§ Do this
Look for the string "used" in the lines and copy each line that has it.

(Data records)
==================================================

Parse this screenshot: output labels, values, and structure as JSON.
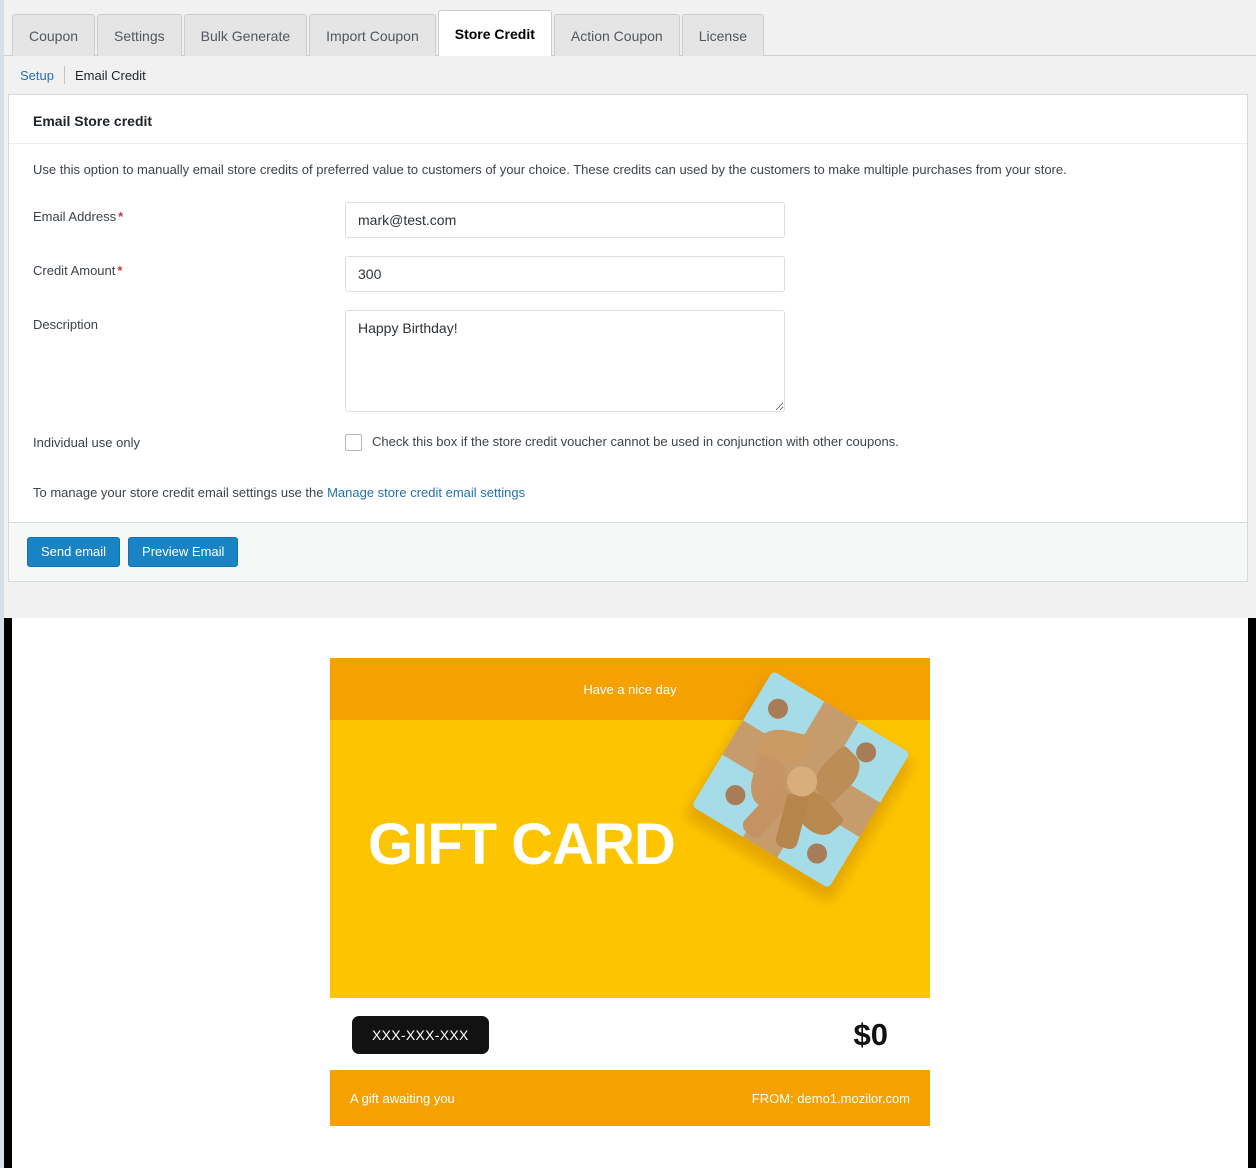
{
  "tabs": [
    {
      "label": "Coupon",
      "active": false
    },
    {
      "label": "Settings",
      "active": false
    },
    {
      "label": "Bulk Generate",
      "active": false
    },
    {
      "label": "Import Coupon",
      "active": false
    },
    {
      "label": "Store Credit",
      "active": true
    },
    {
      "label": "Action Coupon",
      "active": false
    },
    {
      "label": "License",
      "active": false
    }
  ],
  "subnav": {
    "setup_label": "Setup",
    "current_label": "Email Credit"
  },
  "panel": {
    "title": "Email Store credit",
    "intro": "Use this option to manually email store credits of preferred value to customers of your choice. These credits can used by the customers to make multiple purchases from your store.",
    "fields": {
      "email": {
        "label": "Email Address",
        "required_marker": "*",
        "value": "mark@test.com",
        "placeholder": ""
      },
      "amount": {
        "label": "Credit Amount",
        "required_marker": "*",
        "value": "300",
        "placeholder": ""
      },
      "description": {
        "label": "Description",
        "value": "Happy Birthday!",
        "placeholder": ""
      },
      "individual_use": {
        "label": "Individual use only",
        "checkbox_text": "Check this box if the store credit voucher cannot be used in conjunction with other coupons.",
        "checked": false
      }
    },
    "manage": {
      "prefix": "To manage your store credit email settings use the ",
      "link_label": "Manage store credit email settings"
    }
  },
  "actions": {
    "send_label": "Send email",
    "preview_label": "Preview Email"
  },
  "preview": {
    "banner_tagline": "Have a nice day",
    "card_title": "GIFT CARD",
    "code": "XXX-XXX-XXX",
    "amount": "$0",
    "footer_left": "A gift awaiting you",
    "footer_right": "FROM: demo1.mozilor.com"
  },
  "colors": {
    "accent_blue": "#1a83c4",
    "link_blue": "#2271b1",
    "required_red": "#d63638",
    "card_yellow": "#FDC500",
    "card_orange": "#F5A200",
    "code_black": "#121212",
    "giftbox_blue": "#A6DCE8",
    "ribbon_tan": "#C69C6D",
    "dot_brown": "#A77C56"
  }
}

==================================================

§ Task response
    "intro": "Use this option to manually email store credits of preferred value to customers of your choice. These credits can used by the customers to make multiple purchases from your store.",
        "checkbox_text": "Check this box if the store credit voucher cannot be used in conjunction with other coupons.",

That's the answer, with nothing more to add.